> **SOURCE DATA**:
## BEGIN

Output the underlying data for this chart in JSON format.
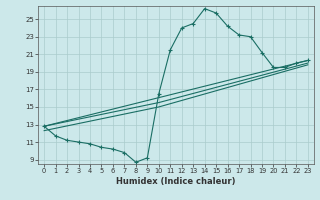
{
  "xlabel": "Humidex (Indice chaleur)",
  "bg_color": "#cce8ea",
  "grid_color": "#aacccc",
  "line_color": "#1a6e64",
  "xlim": [
    -0.5,
    23.5
  ],
  "ylim": [
    8.5,
    26.5
  ],
  "yticks": [
    9,
    11,
    13,
    15,
    17,
    19,
    21,
    23,
    25
  ],
  "xticks": [
    0,
    1,
    2,
    3,
    4,
    5,
    6,
    7,
    8,
    9,
    10,
    11,
    12,
    13,
    14,
    15,
    16,
    17,
    18,
    19,
    20,
    21,
    22,
    23
  ],
  "series1": [
    [
      0,
      12.8
    ],
    [
      1,
      11.7
    ],
    [
      2,
      11.2
    ],
    [
      3,
      11.0
    ],
    [
      4,
      10.8
    ],
    [
      5,
      10.4
    ],
    [
      6,
      10.2
    ],
    [
      7,
      9.8
    ],
    [
      8,
      8.7
    ],
    [
      9,
      9.2
    ],
    [
      10,
      16.5
    ],
    [
      11,
      21.5
    ],
    [
      12,
      24.0
    ],
    [
      13,
      24.5
    ],
    [
      14,
      26.2
    ],
    [
      15,
      25.7
    ],
    [
      16,
      24.2
    ],
    [
      17,
      23.2
    ],
    [
      18,
      23.0
    ],
    [
      19,
      21.2
    ],
    [
      20,
      19.5
    ],
    [
      21,
      19.5
    ],
    [
      22,
      20.0
    ],
    [
      23,
      20.3
    ]
  ],
  "line2": [
    [
      0,
      12.8
    ],
    [
      23,
      20.3
    ]
  ],
  "line3": [
    [
      0,
      12.8
    ],
    [
      10,
      15.5
    ],
    [
      23,
      20.0
    ]
  ],
  "line4": [
    [
      0,
      12.3
    ],
    [
      10,
      15.0
    ],
    [
      23,
      19.8
    ]
  ]
}
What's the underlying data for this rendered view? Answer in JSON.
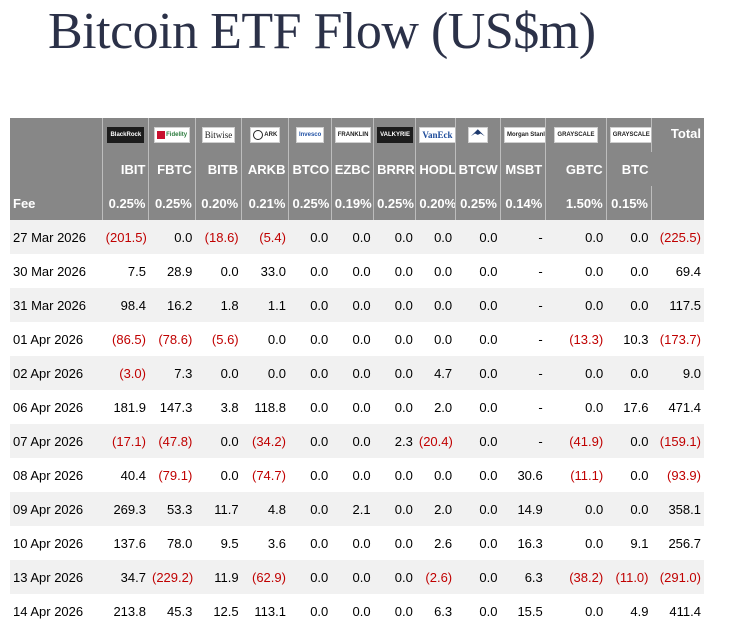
{
  "title": "Bitcoin ETF Flow (US$m)",
  "colors": {
    "header_bg": "#878787",
    "negative": "#c00000",
    "title": "#2b3148",
    "alt_row": "#f1f1f1"
  },
  "issuers": [
    {
      "text": "BlackRock",
      "icon": "blackrock-logo"
    },
    {
      "text": "Fidelity",
      "icon": "fidelity-logo"
    },
    {
      "text": "Bitwise",
      "icon": "bitwise-logo"
    },
    {
      "text": "ARK",
      "icon": "ark-invest-logo"
    },
    {
      "text": "Invesco",
      "icon": "invesco-logo"
    },
    {
      "text": "FRANKLIN",
      "icon": "franklin-templeton-logo"
    },
    {
      "text": "VALKYRIE",
      "icon": "valkyrie-logo"
    },
    {
      "text": "VanEck",
      "icon": "vaneck-logo"
    },
    {
      "text": "WisdomTree",
      "icon": "wisdomtree-logo"
    },
    {
      "text": "Morgan Stanley",
      "icon": "morgan-stanley-logo"
    },
    {
      "text": "GRAYSCALE",
      "icon": "grayscale-logo"
    },
    {
      "text": "GRAYSCALE",
      "icon": "grayscale-logo"
    }
  ],
  "total_header": "Total",
  "tickers": [
    "IBIT",
    "FBTC",
    "BITB",
    "ARKB",
    "BTCO",
    "EZBC",
    "BRRR",
    "HODL",
    "BTCW",
    "MSBT",
    "GBTC",
    "BTC"
  ],
  "fee_label": "Fee",
  "fees": [
    "0.25%",
    "0.25%",
    "0.20%",
    "0.21%",
    "0.25%",
    "0.19%",
    "0.25%",
    "0.20%",
    "0.25%",
    "0.14%",
    "1.50%",
    "0.15%"
  ],
  "rows": [
    {
      "date": "27 Mar 2026",
      "values": [
        "(201.5)",
        "0.0",
        "(18.6)",
        "(5.4)",
        "0.0",
        "0.0",
        "0.0",
        "0.0",
        "0.0",
        "-",
        "0.0",
        "0.0",
        "(225.5)"
      ]
    },
    {
      "date": "30 Mar 2026",
      "values": [
        "7.5",
        "28.9",
        "0.0",
        "33.0",
        "0.0",
        "0.0",
        "0.0",
        "0.0",
        "0.0",
        "-",
        "0.0",
        "0.0",
        "69.4"
      ]
    },
    {
      "date": "31 Mar 2026",
      "values": [
        "98.4",
        "16.2",
        "1.8",
        "1.1",
        "0.0",
        "0.0",
        "0.0",
        "0.0",
        "0.0",
        "-",
        "0.0",
        "0.0",
        "117.5"
      ]
    },
    {
      "date": "01 Apr 2026",
      "values": [
        "(86.5)",
        "(78.6)",
        "(5.6)",
        "0.0",
        "0.0",
        "0.0",
        "0.0",
        "0.0",
        "0.0",
        "-",
        "(13.3)",
        "10.3",
        "(173.7)"
      ]
    },
    {
      "date": "02 Apr 2026",
      "values": [
        "(3.0)",
        "7.3",
        "0.0",
        "0.0",
        "0.0",
        "0.0",
        "0.0",
        "4.7",
        "0.0",
        "-",
        "0.0",
        "0.0",
        "9.0"
      ]
    },
    {
      "date": "06 Apr 2026",
      "values": [
        "181.9",
        "147.3",
        "3.8",
        "118.8",
        "0.0",
        "0.0",
        "0.0",
        "2.0",
        "0.0",
        "-",
        "0.0",
        "17.6",
        "471.4"
      ]
    },
    {
      "date": "07 Apr 2026",
      "values": [
        "(17.1)",
        "(47.8)",
        "0.0",
        "(34.2)",
        "0.0",
        "0.0",
        "2.3",
        "(20.4)",
        "0.0",
        "-",
        "(41.9)",
        "0.0",
        "(159.1)"
      ]
    },
    {
      "date": "08 Apr 2026",
      "values": [
        "40.4",
        "(79.1)",
        "0.0",
        "(74.7)",
        "0.0",
        "0.0",
        "0.0",
        "0.0",
        "0.0",
        "30.6",
        "(11.1)",
        "0.0",
        "(93.9)"
      ]
    },
    {
      "date": "09 Apr 2026",
      "values": [
        "269.3",
        "53.3",
        "11.7",
        "4.8",
        "0.0",
        "2.1",
        "0.0",
        "2.0",
        "0.0",
        "14.9",
        "0.0",
        "0.0",
        "358.1"
      ]
    },
    {
      "date": "10 Apr 2026",
      "values": [
        "137.6",
        "78.0",
        "9.5",
        "3.6",
        "0.0",
        "0.0",
        "0.0",
        "2.6",
        "0.0",
        "16.3",
        "0.0",
        "9.1",
        "256.7"
      ]
    },
    {
      "date": "13 Apr 2026",
      "values": [
        "34.7",
        "(229.2)",
        "11.9",
        "(62.9)",
        "0.0",
        "0.0",
        "0.0",
        "(2.6)",
        "0.0",
        "6.3",
        "(38.2)",
        "(11.0)",
        "(291.0)"
      ]
    },
    {
      "date": "14 Apr 2026",
      "values": [
        "213.8",
        "45.3",
        "12.5",
        "113.1",
        "0.0",
        "0.0",
        "0.0",
        "6.3",
        "0.0",
        "15.5",
        "0.0",
        "4.9",
        "411.4"
      ]
    }
  ]
}
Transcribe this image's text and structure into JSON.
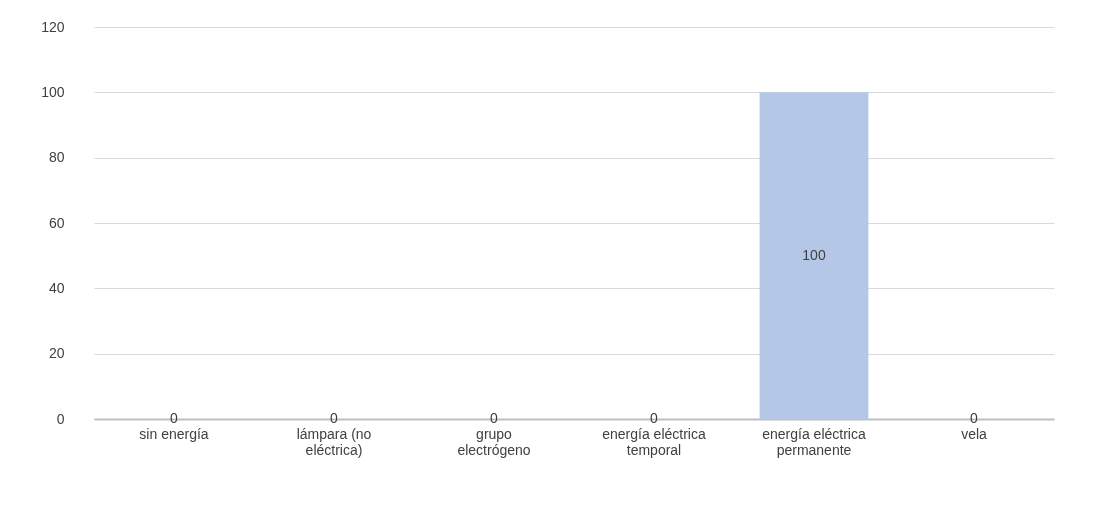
{
  "chart_data": {
    "type": "bar",
    "categories": [
      "sin energía",
      "lámpara (no eléctrica)",
      "grupo electrógeno",
      "energía eléctrica temporal",
      "energía eléctrica permanente",
      "vela"
    ],
    "values": [
      0,
      0,
      0,
      0,
      100,
      0
    ],
    "color": "#b4c7e7",
    "ylim": [
      0,
      120
    ],
    "yticks": [
      0,
      20,
      40,
      60,
      80,
      100,
      120
    ],
    "grid": "y",
    "data_labels": true
  }
}
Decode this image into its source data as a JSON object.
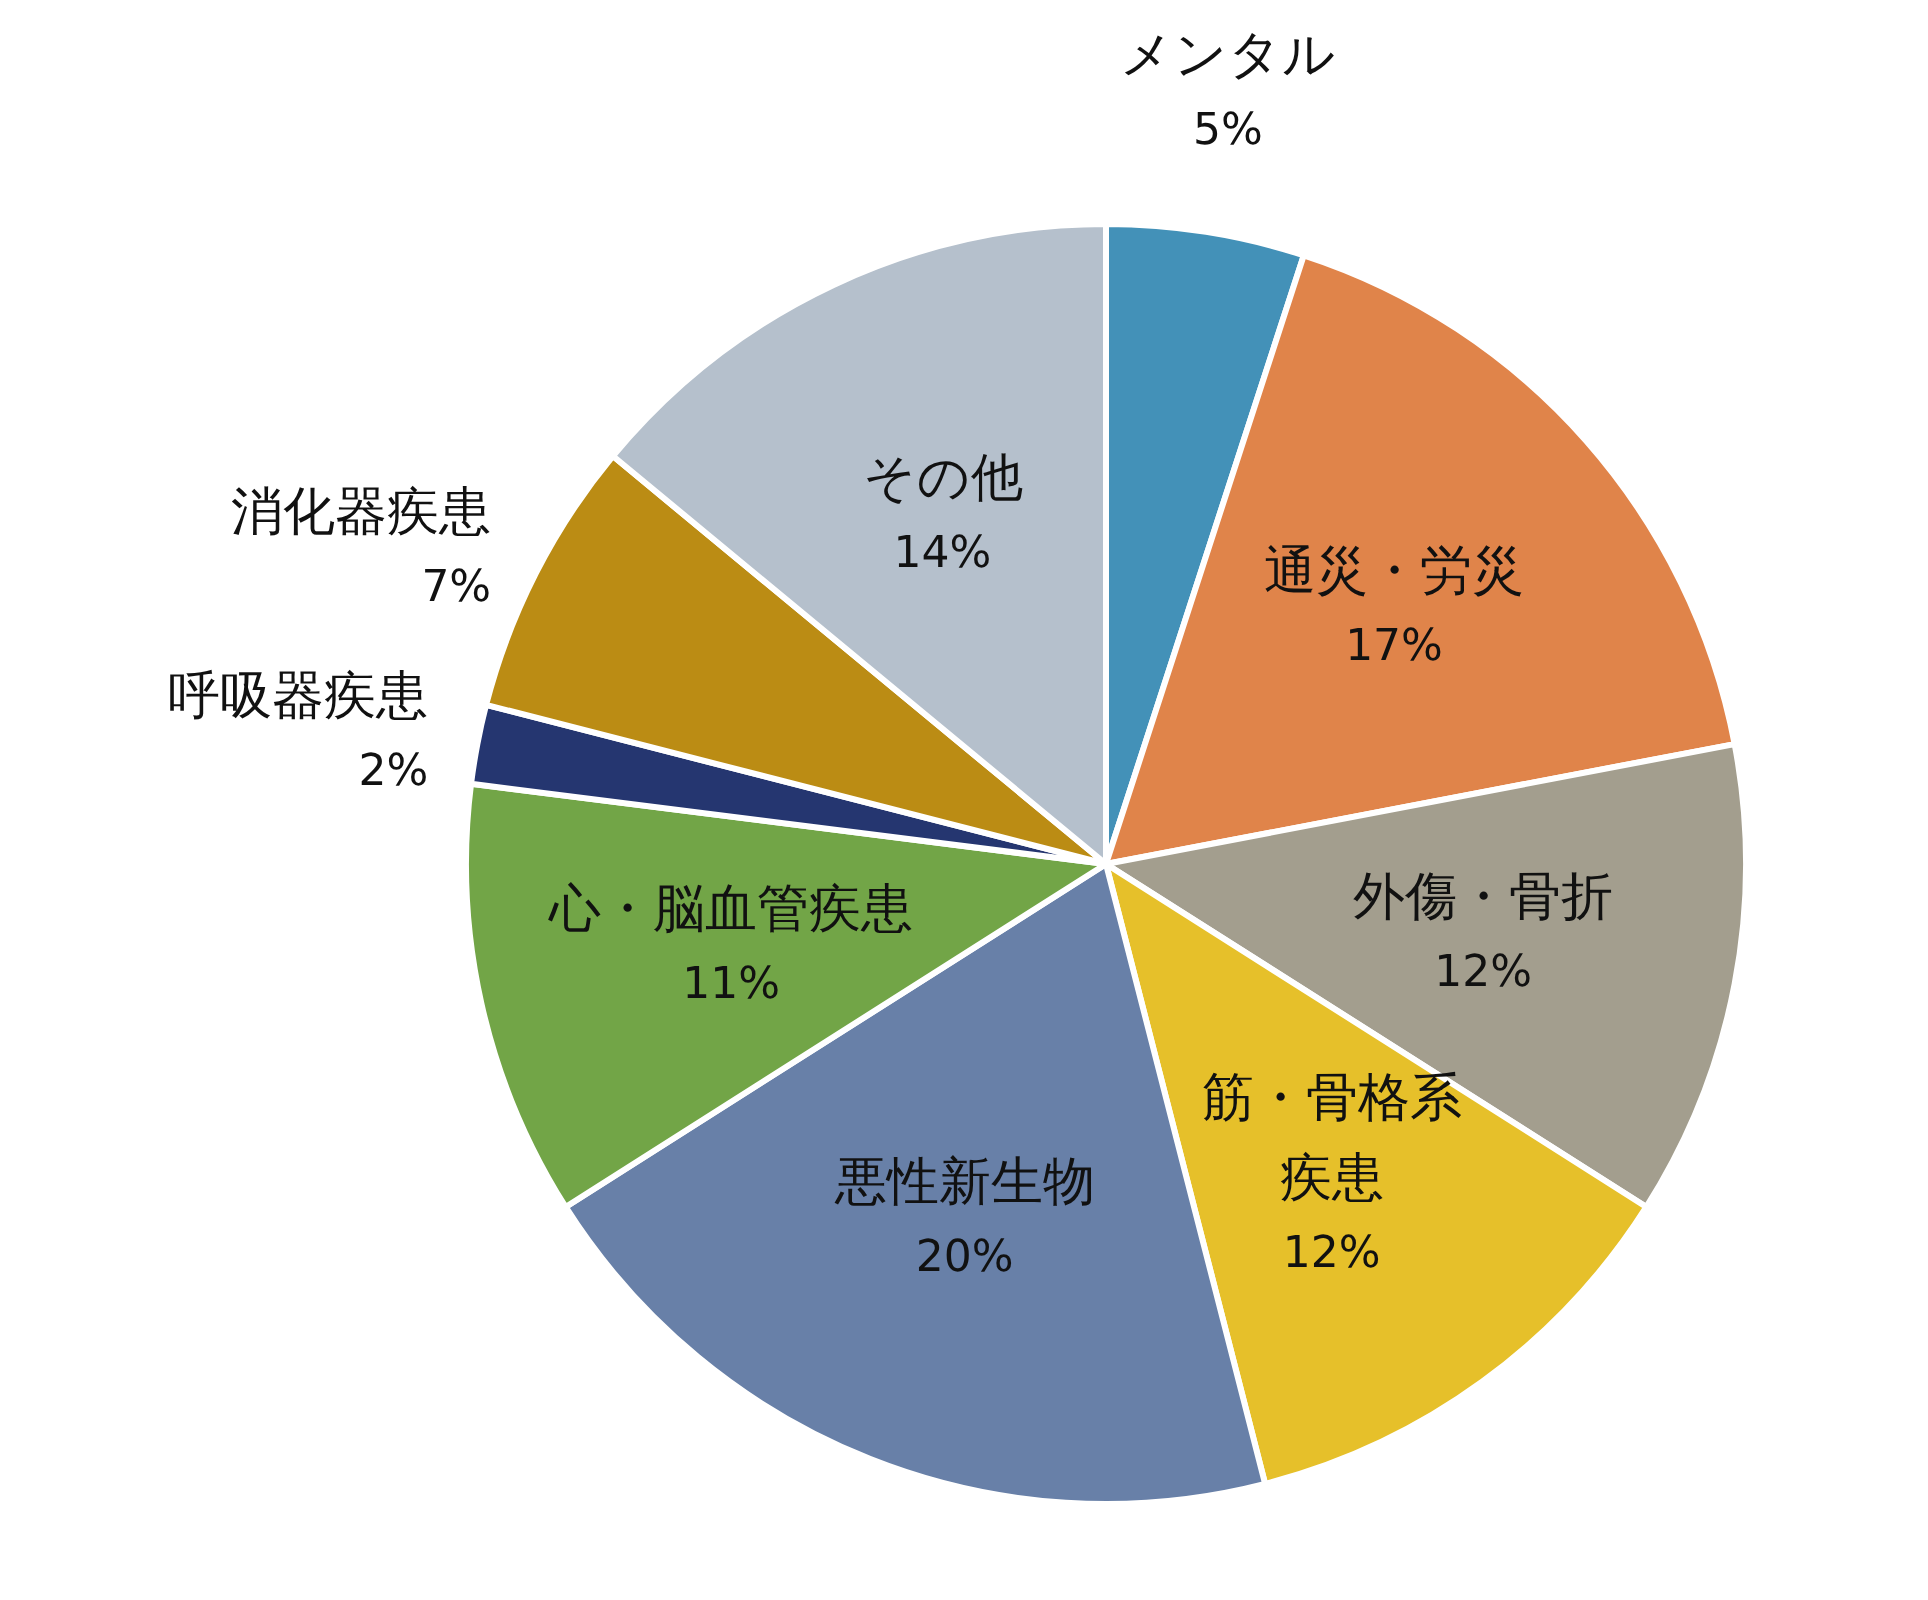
{
  "chart_data": {
    "type": "pie",
    "categories": [
      "メンタル",
      "通災・労災",
      "外傷・骨折",
      "筋・骨格系疾患",
      "悪性新生物",
      "心・脳血管疾患",
      "呼吸器疾患",
      "消化器疾患",
      "その他"
    ],
    "values": [
      5,
      17,
      12,
      12,
      20,
      11,
      2,
      7,
      14
    ],
    "value_labels": [
      "5%",
      "17%",
      "12%",
      "12%",
      "20%",
      "11%",
      "2%",
      "7%",
      "14%"
    ],
    "colors": [
      "#4391b8",
      "#e0844a",
      "#a39e8e",
      "#e6c02a",
      "#6880a8",
      "#72a547",
      "#253670",
      "#bb8c14",
      "#b5c0cc"
    ]
  }
}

## END

> **TO BE DONE**:
Output the span from the line with "Decode this image" through the last line of the data, inclusive and exact, and omit every picture.

> **EXERCISE OUTPUT**:
Decode this image into its source data as a JSON object.
{
  "chart_data": {
    "type": "pie",
    "categories": [
      "メンタル",
      "通災・労災",
      "外傷・骨折",
      "筋・骨格系疾患",
      "悪性新生物",
      "心・脳血管疾患",
      "呼吸器疾患",
      "消化器疾患",
      "その他"
    ],
    "values": [
      5,
      17,
      12,
      12,
      20,
      11,
      2,
      7,
      14
    ],
    "value_labels": [
      "5%",
      "17%",
      "12%",
      "12%",
      "20%",
      "11%",
      "2%",
      "7%",
      "14%"
    ],
    "colors": [
      "#4391b8",
      "#e0844a",
      "#a39e8e",
      "#e6c02a",
      "#6880a8",
      "#72a547",
      "#253670",
      "#bb8c14",
      "#b5c0cc"
    ]
  }
}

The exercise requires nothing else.